What to produce: Quote the listing below in its entirety, omitting every image.

Records for processing:
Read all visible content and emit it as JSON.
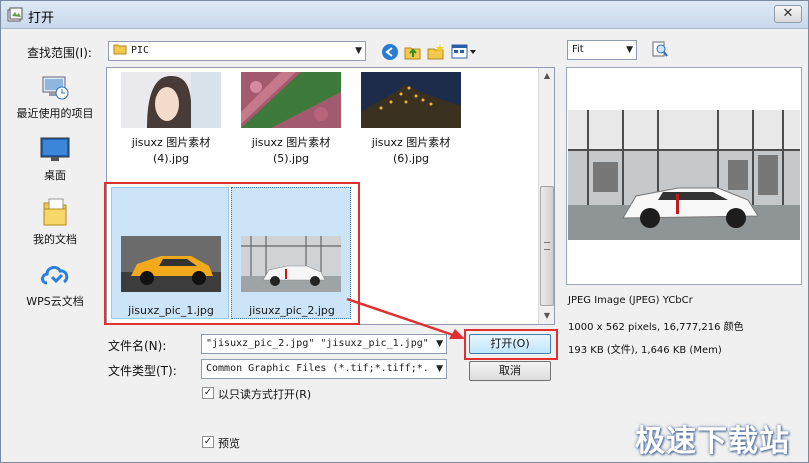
{
  "window": {
    "title": "打开",
    "close": "✕"
  },
  "lookin": {
    "label": "查找范围(I):",
    "value": "PIC"
  },
  "places": [
    {
      "label": "最近使用的项目",
      "icon": "recent-items-icon"
    },
    {
      "label": "桌面",
      "icon": "desktop-icon"
    },
    {
      "label": "我的文档",
      "icon": "documents-icon"
    },
    {
      "label": "WPS云文档",
      "icon": "cloud-icon"
    }
  ],
  "files": [
    {
      "line1": "jisuxz 图片素材",
      "line2": "(4).jpg",
      "pic": "portrait-thumbnail"
    },
    {
      "line1": "jisuxz 图片素材",
      "line2": "(5).jpg",
      "pic": "aerial-trees-thumbnail"
    },
    {
      "line1": "jisuxz 图片素材",
      "line2": "(6).jpg",
      "pic": "night-town-thumbnail"
    },
    {
      "line1": "jisuxz_pic_1.jpg",
      "pic": "yellow-suv-thumbnail",
      "selected": true
    },
    {
      "line1": "jisuxz_pic_2.jpg",
      "pic": "white-car-showroom-thumbnail",
      "selected": true,
      "focused": true
    }
  ],
  "filename": {
    "label": "文件名(N):",
    "value": "\"jisuxz_pic_2.jpg\" \"jisuxz_pic_1.jpg\""
  },
  "filetype": {
    "label": "文件类型(T):",
    "value": "Common Graphic Files (*.tif;*.tiff;*."
  },
  "readonly": {
    "label": "以只读方式打开(R)",
    "checked": true
  },
  "preview_check": {
    "label": "预览",
    "checked": true
  },
  "buttons": {
    "open": "打开(O)",
    "cancel": "取消"
  },
  "preview": {
    "zoom": "Fit",
    "info_lines": [
      "JPEG Image (JPEG) YCbCr",
      "1000 x 562 pixels, 16,777,216 颜色",
      "193 KB (文件), 1,646 KB (Mem)"
    ]
  },
  "watermark": "极速下载站",
  "colors": {
    "highlight": "#e03030",
    "selection": "#cce4f7"
  }
}
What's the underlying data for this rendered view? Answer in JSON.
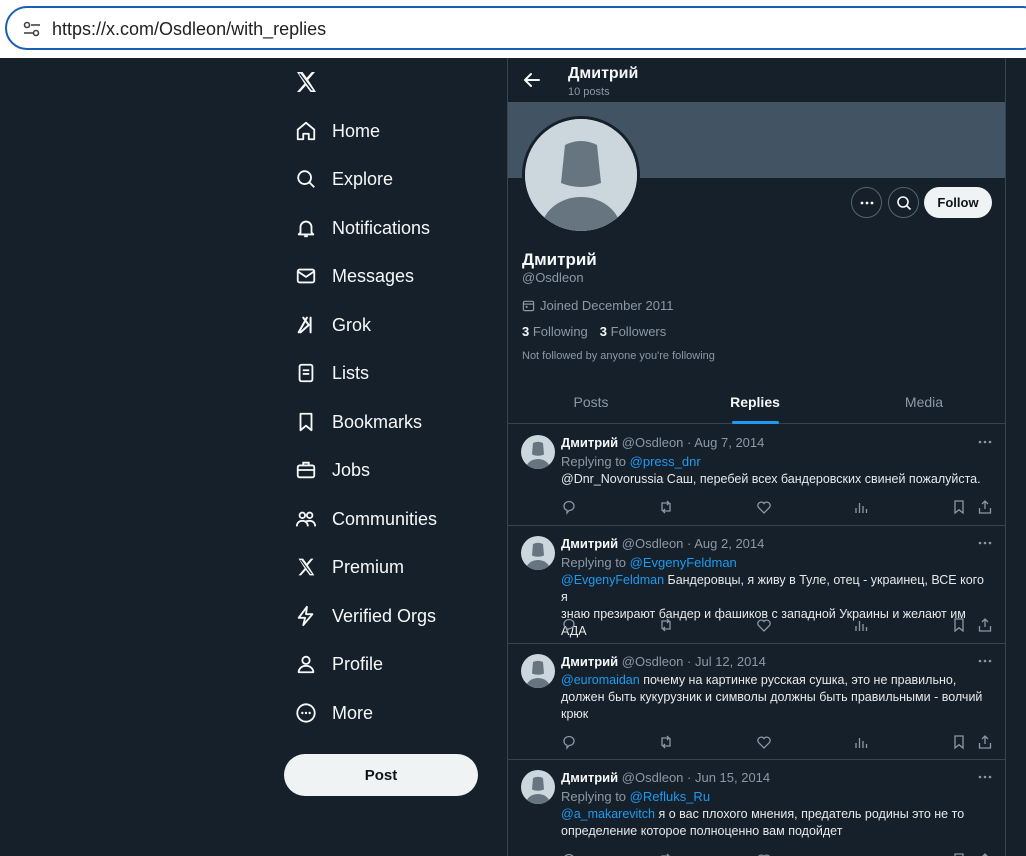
{
  "browser": {
    "url": "https://x.com/Osdleon/with_replies"
  },
  "nav": {
    "items": [
      {
        "label": "Home",
        "icon": "home-icon"
      },
      {
        "label": "Explore",
        "icon": "search-icon"
      },
      {
        "label": "Notifications",
        "icon": "bell-icon"
      },
      {
        "label": "Messages",
        "icon": "envelope-icon"
      },
      {
        "label": "Grok",
        "icon": "grok-icon"
      },
      {
        "label": "Lists",
        "icon": "list-icon"
      },
      {
        "label": "Bookmarks",
        "icon": "bookmark-icon"
      },
      {
        "label": "Jobs",
        "icon": "briefcase-icon"
      },
      {
        "label": "Communities",
        "icon": "communities-icon"
      },
      {
        "label": "Premium",
        "icon": "x-logo-icon"
      },
      {
        "label": "Verified Orgs",
        "icon": "lightning-icon"
      },
      {
        "label": "Profile",
        "icon": "person-icon"
      },
      {
        "label": "More",
        "icon": "more-circle-icon"
      }
    ],
    "post_label": "Post"
  },
  "profile": {
    "top_name": "Дмитрий",
    "top_posts": "10 posts",
    "name": "Дмитрий",
    "handle": "@Osdleon",
    "joined": "Joined December 2011",
    "following_count": "3",
    "following_label": "Following",
    "followers_count": "3",
    "followers_label": "Followers",
    "not_followed": "Not followed by anyone you're following",
    "follow_label": "Follow"
  },
  "tabs": [
    {
      "label": "Posts"
    },
    {
      "label": "Replies"
    },
    {
      "label": "Media"
    }
  ],
  "tweets": [
    {
      "name": "Дмитрий",
      "meta": "@Osdleon · Aug 7, 2014",
      "replying_prefix": "Replying to ",
      "replying_to": "@press_dnr",
      "mention": "",
      "lines": [
        "@Dnr_Novorussia Саш, перебей всех бандеровских свиней пожалуйста."
      ]
    },
    {
      "name": "Дмитрий",
      "meta": "@Osdleon · Aug 2, 2014",
      "replying_prefix": "Replying to ",
      "replying_to": "@EvgenyFeldman",
      "mention": "@EvgenyFeldman",
      "lines": [
        " Бандеровцы, я живу в Туле, отец - украинец, ВСЕ кого я",
        "знаю презирают бандер и фашиков с западной Украины и желают им АДА"
      ]
    },
    {
      "name": "Дмитрий",
      "meta": "@Osdleon · Jul 12, 2014",
      "replying_prefix": "",
      "replying_to": "",
      "mention": "@euromaidan",
      "lines": [
        " почему на картинке русская сушка, это не правильно,",
        "должен быть кукурузник и символы должны быть правильными - волчий",
        "крюк"
      ]
    },
    {
      "name": "Дмитрий",
      "meta": "@Osdleon · Jun 15, 2014",
      "replying_prefix": "Replying to ",
      "replying_to": "@Refluks_Ru",
      "mention": "@a_makarevitch",
      "lines": [
        " я о вас плохого мнения, предатель родины это не то",
        "определение которое полноценно вам подойдет"
      ]
    }
  ]
}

Reply to the exercise:
Read all visible content and emit it as JSON.
{
  "window": {
    "title": "打开",
    "close": "✕"
  },
  "lookin": {
    "label": "查找范围(I):",
    "value": "PIC"
  },
  "places": [
    {
      "label": "最近使用的项目",
      "icon": "recent-items-icon"
    },
    {
      "label": "桌面",
      "icon": "desktop-icon"
    },
    {
      "label": "我的文档",
      "icon": "documents-icon"
    },
    {
      "label": "WPS云文档",
      "icon": "cloud-icon"
    }
  ],
  "files": [
    {
      "line1": "jisuxz 图片素材",
      "line2": "(4).jpg",
      "pic": "portrait-thumbnail"
    },
    {
      "line1": "jisuxz 图片素材",
      "line2": "(5).jpg",
      "pic": "aerial-trees-thumbnail"
    },
    {
      "line1": "jisuxz 图片素材",
      "line2": "(6).jpg",
      "pic": "night-town-thumbnail"
    },
    {
      "line1": "jisuxz_pic_1.jpg",
      "pic": "yellow-suv-thumbnail",
      "selected": true
    },
    {
      "line1": "jisuxz_pic_2.jpg",
      "pic": "white-car-showroom-thumbnail",
      "selected": true,
      "focused": true
    }
  ],
  "filename": {
    "label": "文件名(N):",
    "value": "\"jisuxz_pic_2.jpg\" \"jisuxz_pic_1.jpg\""
  },
  "filetype": {
    "label": "文件类型(T):",
    "value": "Common Graphic Files (*.tif;*.tiff;*."
  },
  "readonly": {
    "label": "以只读方式打开(R)",
    "checked": true
  },
  "preview_check": {
    "label": "预览",
    "checked": true
  },
  "buttons": {
    "open": "打开(O)",
    "cancel": "取消"
  },
  "preview": {
    "zoom": "Fit",
    "info_lines": [
      "JPEG Image (JPEG) YCbCr",
      "1000 x 562 pixels, 16,777,216 颜色",
      "193 KB (文件), 1,646 KB (Mem)"
    ]
  },
  "watermark": "极速下载站",
  "colors": {
    "highlight": "#e03030",
    "selection": "#cce4f7"
  }
}
What's the underlying data for this rendered view? Answer in JSON.
{
  "browser": {
    "url": "https://x.com/Osdleon/with_replies"
  },
  "nav": {
    "items": [
      {
        "label": "Home",
        "icon": "home-icon"
      },
      {
        "label": "Explore",
        "icon": "search-icon"
      },
      {
        "label": "Notifications",
        "icon": "bell-icon"
      },
      {
        "label": "Messages",
        "icon": "envelope-icon"
      },
      {
        "label": "Grok",
        "icon": "grok-icon"
      },
      {
        "label": "Lists",
        "icon": "list-icon"
      },
      {
        "label": "Bookmarks",
        "icon": "bookmark-icon"
      },
      {
        "label": "Jobs",
        "icon": "briefcase-icon"
      },
      {
        "label": "Communities",
        "icon": "communities-icon"
      },
      {
        "label": "Premium",
        "icon": "x-logo-icon"
      },
      {
        "label": "Verified Orgs",
        "icon": "lightning-icon"
      },
      {
        "label": "Profile",
        "icon": "person-icon"
      },
      {
        "label": "More",
        "icon": "more-circle-icon"
      }
    ],
    "post_label": "Post"
  },
  "profile": {
    "top_name": "Дмитрий",
    "top_posts": "10 posts",
    "name": "Дмитрий",
    "handle": "@Osdleon",
    "joined": "Joined December 2011",
    "following_count": "3",
    "following_label": "Following",
    "followers_count": "3",
    "followers_label": "Followers",
    "not_followed": "Not followed by anyone you're following",
    "follow_label": "Follow"
  },
  "tabs": [
    {
      "label": "Posts"
    },
    {
      "label": "Replies"
    },
    {
      "label": "Media"
    }
  ],
  "tweets": [
    {
      "name": "Дмитрий",
      "meta": "@Osdleon · Aug 7, 2014",
      "replying_prefix": "Replying to ",
      "replying_to": "@press_dnr",
      "mention": "",
      "lines": [
        "@Dnr_Novorussia Саш, перебей всех бандеровских свиней пожалуйста."
      ]
    },
    {
      "name": "Дмитрий",
      "meta": "@Osdleon · Aug 2, 2014",
      "replying_prefix": "Replying to ",
      "replying_to": "@EvgenyFeldman",
      "mention": "@EvgenyFeldman",
      "lines": [
        " Бандеровцы, я живу в Туле, отец - украинец, ВСЕ кого я",
        "знаю презирают бандер и фашиков с западной Украины и желают им АДА"
      ]
    },
    {
      "name": "Дмитрий",
      "meta": "@Osdleon · Jul 12, 2014",
      "replying_prefix": "",
      "replying_to": "",
      "mention": "@euromaidan",
      "lines": [
        " почему на картинке русская сушка, это не правильно,",
        "должен быть кукурузник и символы должны быть правильными - волчий",
        "крюк"
      ]
    },
    {
      "name": "Дмитрий",
      "meta": "@Osdleon · Jun 15, 2014",
      "replying_prefix": "Replying to ",
      "replying_to": "@Refluks_Ru",
      "mention": "@a_makarevitch",
      "lines": [
        " я о вас плохого мнения, предатель родины это не то",
        "определение которое полноценно вам подойдет"
      ]
    }
  ]
}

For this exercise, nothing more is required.